Extract every line that contains the string "портале".

━━ Supplied information

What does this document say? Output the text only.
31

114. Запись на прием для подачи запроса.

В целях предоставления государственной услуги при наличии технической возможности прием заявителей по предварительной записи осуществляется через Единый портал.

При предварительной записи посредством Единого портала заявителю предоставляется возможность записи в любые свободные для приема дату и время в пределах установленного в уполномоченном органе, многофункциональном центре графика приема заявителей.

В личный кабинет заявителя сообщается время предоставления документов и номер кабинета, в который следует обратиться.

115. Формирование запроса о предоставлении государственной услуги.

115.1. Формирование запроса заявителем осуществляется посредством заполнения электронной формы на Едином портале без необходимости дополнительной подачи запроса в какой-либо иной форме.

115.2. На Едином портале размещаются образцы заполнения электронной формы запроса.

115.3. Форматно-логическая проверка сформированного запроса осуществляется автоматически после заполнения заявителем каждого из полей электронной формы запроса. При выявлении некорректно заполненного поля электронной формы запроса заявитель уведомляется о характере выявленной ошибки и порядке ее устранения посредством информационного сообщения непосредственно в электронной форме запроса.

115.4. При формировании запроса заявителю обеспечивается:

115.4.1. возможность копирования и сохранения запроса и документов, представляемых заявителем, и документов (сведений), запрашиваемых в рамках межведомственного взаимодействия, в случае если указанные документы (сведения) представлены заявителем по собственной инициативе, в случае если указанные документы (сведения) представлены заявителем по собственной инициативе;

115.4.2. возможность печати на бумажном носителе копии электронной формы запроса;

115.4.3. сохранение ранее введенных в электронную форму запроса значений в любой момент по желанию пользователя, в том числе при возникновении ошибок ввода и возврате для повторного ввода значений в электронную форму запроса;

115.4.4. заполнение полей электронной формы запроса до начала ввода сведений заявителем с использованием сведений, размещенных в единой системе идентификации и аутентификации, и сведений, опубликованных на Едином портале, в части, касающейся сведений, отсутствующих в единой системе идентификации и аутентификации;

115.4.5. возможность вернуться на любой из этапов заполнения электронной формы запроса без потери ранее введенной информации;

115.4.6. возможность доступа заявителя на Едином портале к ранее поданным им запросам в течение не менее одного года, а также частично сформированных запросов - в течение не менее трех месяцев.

━━━━
━━ Supplied information

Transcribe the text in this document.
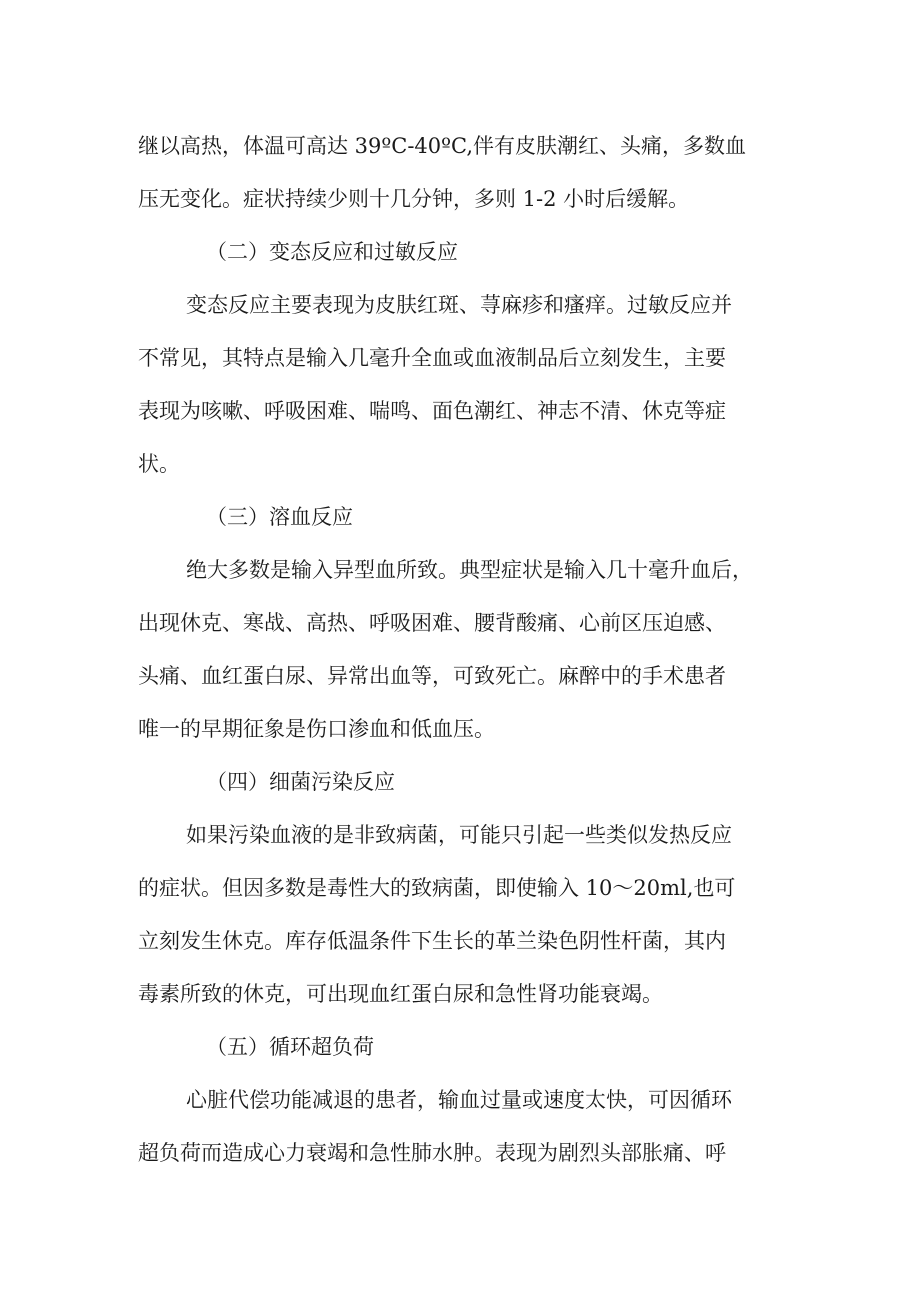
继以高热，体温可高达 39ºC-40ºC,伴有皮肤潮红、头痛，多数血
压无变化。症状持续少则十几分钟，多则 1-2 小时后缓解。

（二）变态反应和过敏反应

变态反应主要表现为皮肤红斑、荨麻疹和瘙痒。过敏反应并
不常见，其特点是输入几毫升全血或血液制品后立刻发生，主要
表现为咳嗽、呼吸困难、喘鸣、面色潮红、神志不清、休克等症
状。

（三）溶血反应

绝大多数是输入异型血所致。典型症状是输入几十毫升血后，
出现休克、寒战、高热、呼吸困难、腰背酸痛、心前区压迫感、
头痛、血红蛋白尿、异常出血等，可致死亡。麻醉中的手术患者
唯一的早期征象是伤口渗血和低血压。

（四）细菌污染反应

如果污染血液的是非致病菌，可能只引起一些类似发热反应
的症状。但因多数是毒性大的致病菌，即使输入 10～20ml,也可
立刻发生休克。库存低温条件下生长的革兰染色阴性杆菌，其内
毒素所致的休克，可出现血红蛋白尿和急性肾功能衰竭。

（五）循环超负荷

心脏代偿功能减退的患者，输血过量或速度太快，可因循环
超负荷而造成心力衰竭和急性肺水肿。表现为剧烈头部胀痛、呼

━━━━

◆ **Written solution**
115.1. Формирование запроса заявителем осуществляется посредством заполнения электронной формы на Едином портале без необходимости дополнительной подачи запроса в какой-либо иной форме.
115.2. На Едином портале размещаются образцы заполнения электронной формы запроса.
115.4.4. заполнение полей электронной формы запроса до начала ввода сведений заявителем с использованием сведений, размещенных в единой системе идентификации и аутентификации, и сведений, опубликованных на Едином портале, в части, касающейся сведений, отсутствующих в единой системе идентификации и аутентификации;
115.4.6. возможность доступа заявителя на Едином портале к ранее поданным им запросам в течение не менее одного года, а также частично сформированных запросов - в течение не менее трех месяцев.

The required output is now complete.